### Text passage ###
In its first year sponsoring a research associate, Visteon asked him—Serge Porcher—to look at the connection between driver and vehicle. After extensive initial research, Porcher latched onto a throwaway comment: "Why can't the car dashboard be more like a PC?" He ultimately developed a customizable, hierarchical system of in-car information, with data displayed on the dashboard by means of rear screen laser projection. Visteon liked the idea so much it ended up spending around $125,000 to create a full-size model, which it exhibited at London Design Week. It has never, says Simon Harris, "failed to get a good response."

Then Visteon sponsored a second associate, Jeong-tae Kang, and asked him to consider lighting inside cars. "It's a problem that sometimes people get distracted or dazzled by other people's headlights," says Harris. "Kang's solution was to have some kind of light on in the car all the time, so your eyes are slightly accommodated. We hadn't thought about it like that. Whether or not it's possible or valid, it opens up a whole new line of thought."

A Select Few

And that, says Myerson, is exactly the point. "My view is that it's not the role of design schools to be sending engineering drawings to China." And so far the companies working with RCA seem pleased with the arrangement, too. Founded in 1999, as a "state within a state," in Myerson's words, the Centre will take in around £1.5 million ($2.9 million) this year.
###
● **To do**
1. Repeat, word for word, everything in the Visteon passage from "Then Visteon sponsored" down to "million) this year.".
2. Which people does the Visteon passage name?
3. According to the Visteon passage, roughly how much did Visteon spend to build the full-size model?
### Provided material ###
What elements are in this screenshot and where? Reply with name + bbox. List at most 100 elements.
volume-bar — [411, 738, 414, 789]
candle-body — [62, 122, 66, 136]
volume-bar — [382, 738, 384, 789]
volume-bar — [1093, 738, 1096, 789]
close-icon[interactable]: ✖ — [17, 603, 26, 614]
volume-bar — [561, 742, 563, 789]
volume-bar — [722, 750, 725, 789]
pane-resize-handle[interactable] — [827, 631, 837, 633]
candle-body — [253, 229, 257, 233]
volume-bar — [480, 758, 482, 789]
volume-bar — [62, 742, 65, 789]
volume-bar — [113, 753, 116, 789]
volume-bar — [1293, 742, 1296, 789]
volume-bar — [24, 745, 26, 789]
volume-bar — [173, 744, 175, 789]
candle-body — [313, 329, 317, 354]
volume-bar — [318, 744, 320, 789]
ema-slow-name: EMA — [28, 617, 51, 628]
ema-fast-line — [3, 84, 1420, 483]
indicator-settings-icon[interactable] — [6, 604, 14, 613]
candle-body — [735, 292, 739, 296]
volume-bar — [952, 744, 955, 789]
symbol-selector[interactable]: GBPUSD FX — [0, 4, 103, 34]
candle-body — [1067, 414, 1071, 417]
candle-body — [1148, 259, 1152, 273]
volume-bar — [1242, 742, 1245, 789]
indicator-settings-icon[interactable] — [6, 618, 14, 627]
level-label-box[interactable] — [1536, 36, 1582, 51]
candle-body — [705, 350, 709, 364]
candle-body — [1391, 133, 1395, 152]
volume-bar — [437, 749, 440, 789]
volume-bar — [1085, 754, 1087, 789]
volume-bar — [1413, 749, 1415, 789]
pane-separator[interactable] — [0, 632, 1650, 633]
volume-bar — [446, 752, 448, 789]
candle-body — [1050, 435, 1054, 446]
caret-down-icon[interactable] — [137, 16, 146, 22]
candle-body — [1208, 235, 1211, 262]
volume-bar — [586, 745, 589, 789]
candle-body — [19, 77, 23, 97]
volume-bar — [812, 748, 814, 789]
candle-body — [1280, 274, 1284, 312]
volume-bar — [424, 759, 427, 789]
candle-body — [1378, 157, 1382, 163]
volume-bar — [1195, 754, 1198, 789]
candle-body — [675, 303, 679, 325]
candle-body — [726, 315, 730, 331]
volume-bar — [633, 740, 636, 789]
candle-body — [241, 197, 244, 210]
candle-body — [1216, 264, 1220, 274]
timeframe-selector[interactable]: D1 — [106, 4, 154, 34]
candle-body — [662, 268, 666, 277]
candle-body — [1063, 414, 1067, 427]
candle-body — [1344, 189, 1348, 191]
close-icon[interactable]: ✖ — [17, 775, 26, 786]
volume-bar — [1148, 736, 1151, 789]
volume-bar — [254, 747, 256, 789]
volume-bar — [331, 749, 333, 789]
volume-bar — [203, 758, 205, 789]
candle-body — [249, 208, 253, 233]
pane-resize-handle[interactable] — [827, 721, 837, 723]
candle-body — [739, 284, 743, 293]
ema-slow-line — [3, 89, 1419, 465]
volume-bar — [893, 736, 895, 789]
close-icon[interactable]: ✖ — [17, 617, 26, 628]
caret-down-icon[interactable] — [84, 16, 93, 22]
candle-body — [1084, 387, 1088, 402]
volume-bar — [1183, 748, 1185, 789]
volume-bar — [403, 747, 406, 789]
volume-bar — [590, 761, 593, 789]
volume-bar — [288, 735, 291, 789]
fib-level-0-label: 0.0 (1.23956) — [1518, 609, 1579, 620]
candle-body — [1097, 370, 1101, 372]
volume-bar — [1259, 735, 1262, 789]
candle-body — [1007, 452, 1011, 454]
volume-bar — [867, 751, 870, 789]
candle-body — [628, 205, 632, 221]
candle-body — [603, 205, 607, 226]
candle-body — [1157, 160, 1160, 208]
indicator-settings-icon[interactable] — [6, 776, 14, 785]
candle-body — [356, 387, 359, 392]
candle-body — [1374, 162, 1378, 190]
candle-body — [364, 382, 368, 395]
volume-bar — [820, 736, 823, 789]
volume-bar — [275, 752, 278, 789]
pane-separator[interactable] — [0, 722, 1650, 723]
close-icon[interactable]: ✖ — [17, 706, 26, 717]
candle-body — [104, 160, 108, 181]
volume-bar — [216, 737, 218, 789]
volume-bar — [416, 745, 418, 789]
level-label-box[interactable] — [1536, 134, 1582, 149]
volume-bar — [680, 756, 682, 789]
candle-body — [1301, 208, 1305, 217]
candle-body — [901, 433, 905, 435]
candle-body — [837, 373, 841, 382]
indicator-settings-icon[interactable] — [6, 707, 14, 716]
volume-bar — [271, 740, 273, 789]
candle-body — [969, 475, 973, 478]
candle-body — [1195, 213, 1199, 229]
###
● **Solutions per task**
1.
Then Visteon sponsored a second associate, Jeong-tae Kang, and asked him to consider lighting inside cars. "It's a problem that sometimes people get distracted or dazzled by other people's headlights," says Harris. "Kang's solution was to have some kind of light on in the car all the time, so your eyes are slightly accommodated. We hadn't thought about it like that. Whether or not it's possible or valid, it opens up a whole new line of thought."

A Select Few

And that, says Myerson, is exactly the point. "My view is that it's not the role of design schools to be sending engineering drawings to China." And so far the companies working with RCA seem pleased with the arrangement, too. Founded in 1999, as a "state within a state," in Myerson's words, the Centre will take in around £1.5 million ($2.9 million) this year.

2. Serge Porcher, Simon Harris, Jeong-tae Kang, Myerson

3. Around $125,000